To do - Exactly as written, retype the listing below, omitting the pictures.

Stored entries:
************

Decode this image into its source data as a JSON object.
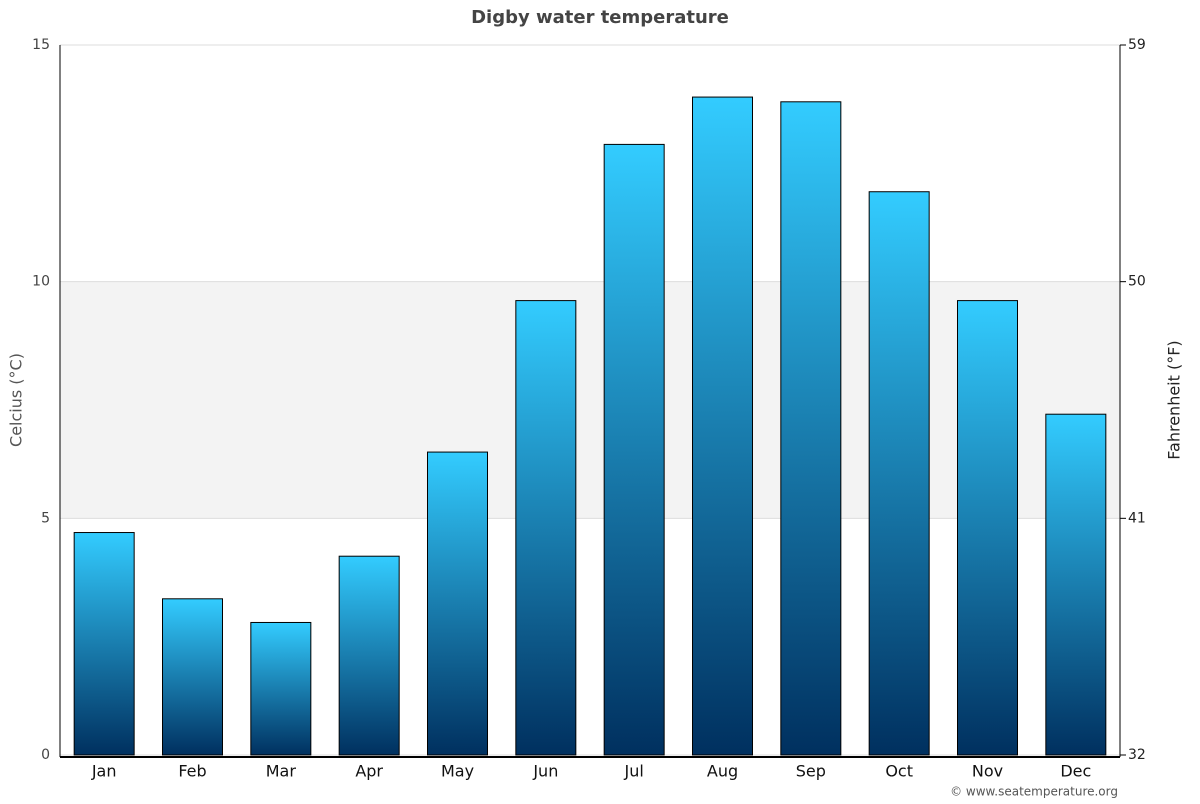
{
  "chart_data": {
    "type": "bar",
    "title": "Digby water temperature",
    "y_label": "Celcius (°C)",
    "y2_label": "Fahrenheit (°F)",
    "categories": [
      "Jan",
      "Feb",
      "Mar",
      "Apr",
      "May",
      "Jun",
      "Jul",
      "Aug",
      "Sep",
      "Oct",
      "Nov",
      "Dec"
    ],
    "values": [
      4.7,
      3.3,
      2.8,
      4.2,
      6.4,
      9.6,
      12.9,
      13.9,
      13.8,
      11.9,
      9.6,
      7.2
    ],
    "gradient": [
      "#33ccff",
      "#00305f"
    ],
    "ylim": [
      0,
      15
    ],
    "yticks": [
      0,
      5,
      10,
      15
    ],
    "y2lim": [
      32,
      59
    ],
    "y2ticks": [
      32,
      41,
      50,
      59
    ],
    "plot_band": [
      5,
      10
    ],
    "grid": true,
    "credit": "© www.seatemperature.org"
  }
}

************

Solved problem -
Decode this image into its source data as a JSON object.
{
  "chart_data": {
    "type": "bar",
    "title": "Digby water temperature",
    "y_label": "Celcius (°C)",
    "y2_label": "Fahrenheit (°F)",
    "categories": [
      "Jan",
      "Feb",
      "Mar",
      "Apr",
      "May",
      "Jun",
      "Jul",
      "Aug",
      "Sep",
      "Oct",
      "Nov",
      "Dec"
    ],
    "values": [
      4.7,
      3.3,
      2.8,
      4.2,
      6.4,
      9.6,
      12.9,
      13.9,
      13.8,
      11.9,
      9.6,
      7.2
    ],
    "gradient": [
      "#33ccff",
      "#00305f"
    ],
    "ylim": [
      0,
      15
    ],
    "yticks": [
      0,
      5,
      10,
      15
    ],
    "y2lim": [
      32,
      59
    ],
    "y2ticks": [
      32,
      41,
      50,
      59
    ],
    "plot_band": [
      5,
      10
    ],
    "grid": true,
    "credit": "© www.seatemperature.org"
  }
}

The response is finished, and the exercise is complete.